Task goal
Review the material and extract every line in which the word "package" occurs.

Data supplied
* start *
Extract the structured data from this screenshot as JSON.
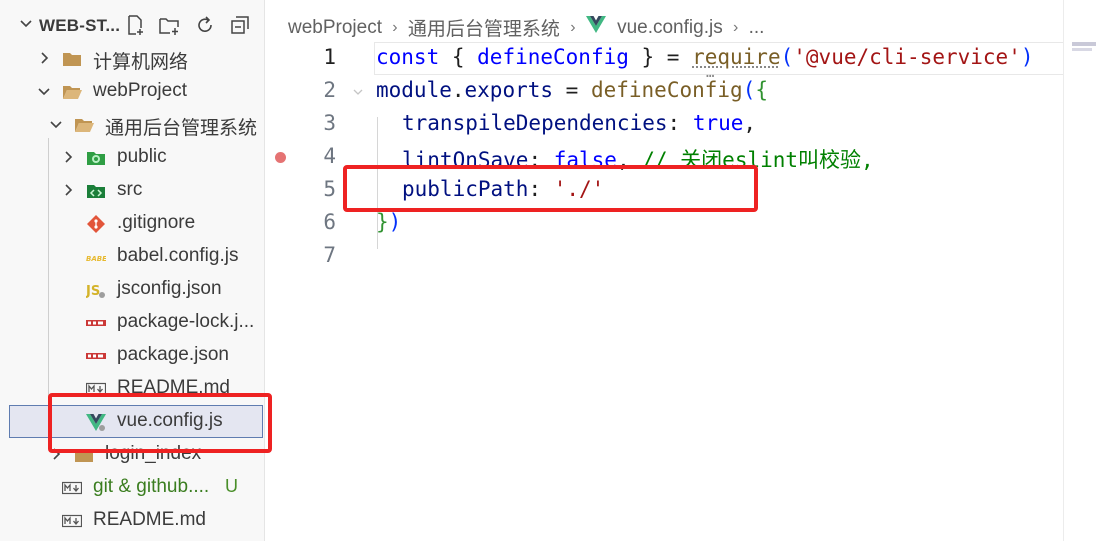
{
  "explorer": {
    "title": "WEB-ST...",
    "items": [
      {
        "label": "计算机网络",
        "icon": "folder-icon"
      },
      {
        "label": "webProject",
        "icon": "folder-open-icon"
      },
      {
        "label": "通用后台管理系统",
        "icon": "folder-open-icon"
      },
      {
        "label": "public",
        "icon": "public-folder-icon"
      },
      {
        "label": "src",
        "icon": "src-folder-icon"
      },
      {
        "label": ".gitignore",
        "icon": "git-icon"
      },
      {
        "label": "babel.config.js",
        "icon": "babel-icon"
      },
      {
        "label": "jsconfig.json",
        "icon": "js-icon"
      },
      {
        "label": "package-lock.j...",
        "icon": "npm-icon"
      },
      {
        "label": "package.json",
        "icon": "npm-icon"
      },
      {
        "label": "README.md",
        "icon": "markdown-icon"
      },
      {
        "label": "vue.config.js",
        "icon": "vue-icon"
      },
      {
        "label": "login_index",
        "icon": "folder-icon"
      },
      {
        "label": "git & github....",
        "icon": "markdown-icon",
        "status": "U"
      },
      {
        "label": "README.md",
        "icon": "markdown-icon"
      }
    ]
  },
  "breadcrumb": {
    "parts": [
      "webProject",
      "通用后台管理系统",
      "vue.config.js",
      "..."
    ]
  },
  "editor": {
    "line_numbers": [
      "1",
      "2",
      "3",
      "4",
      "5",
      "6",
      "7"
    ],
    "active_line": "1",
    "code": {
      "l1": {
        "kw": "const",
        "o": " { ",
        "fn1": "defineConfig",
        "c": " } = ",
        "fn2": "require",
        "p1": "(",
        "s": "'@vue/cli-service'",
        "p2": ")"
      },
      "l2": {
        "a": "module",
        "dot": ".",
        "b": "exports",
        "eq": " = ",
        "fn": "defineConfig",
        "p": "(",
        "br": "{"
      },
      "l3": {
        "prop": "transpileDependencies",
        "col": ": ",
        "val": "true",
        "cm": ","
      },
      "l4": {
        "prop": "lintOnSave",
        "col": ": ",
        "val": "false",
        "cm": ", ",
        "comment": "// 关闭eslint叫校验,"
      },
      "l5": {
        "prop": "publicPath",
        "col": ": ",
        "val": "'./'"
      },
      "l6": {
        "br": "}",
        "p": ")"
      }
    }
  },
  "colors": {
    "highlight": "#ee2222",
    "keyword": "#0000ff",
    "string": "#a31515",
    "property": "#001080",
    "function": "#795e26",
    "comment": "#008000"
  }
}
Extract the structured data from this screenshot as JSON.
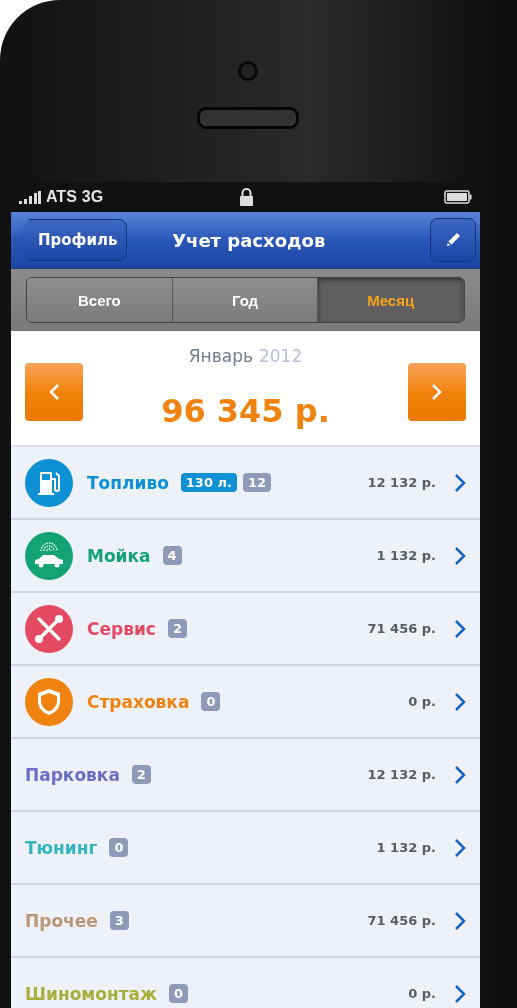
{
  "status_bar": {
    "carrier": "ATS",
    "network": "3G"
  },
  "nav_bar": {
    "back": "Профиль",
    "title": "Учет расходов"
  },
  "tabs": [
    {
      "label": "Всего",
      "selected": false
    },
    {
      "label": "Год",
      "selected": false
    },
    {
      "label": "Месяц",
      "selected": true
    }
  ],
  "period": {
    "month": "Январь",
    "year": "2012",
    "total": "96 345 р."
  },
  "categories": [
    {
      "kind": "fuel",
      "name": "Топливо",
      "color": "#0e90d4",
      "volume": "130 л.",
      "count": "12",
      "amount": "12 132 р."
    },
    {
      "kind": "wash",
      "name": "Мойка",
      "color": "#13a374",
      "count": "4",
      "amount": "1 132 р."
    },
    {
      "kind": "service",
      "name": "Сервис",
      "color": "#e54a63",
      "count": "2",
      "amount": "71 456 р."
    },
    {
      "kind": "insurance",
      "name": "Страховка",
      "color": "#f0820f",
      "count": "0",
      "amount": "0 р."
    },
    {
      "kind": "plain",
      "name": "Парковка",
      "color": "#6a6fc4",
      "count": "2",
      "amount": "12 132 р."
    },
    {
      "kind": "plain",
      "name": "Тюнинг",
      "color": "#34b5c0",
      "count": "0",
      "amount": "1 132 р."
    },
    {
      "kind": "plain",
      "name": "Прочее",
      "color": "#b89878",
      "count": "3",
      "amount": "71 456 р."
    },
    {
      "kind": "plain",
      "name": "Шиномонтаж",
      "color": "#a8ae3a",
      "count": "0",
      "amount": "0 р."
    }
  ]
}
* end *
Expected answer
        "label": "package-lock.j...",
        "label": "package.json",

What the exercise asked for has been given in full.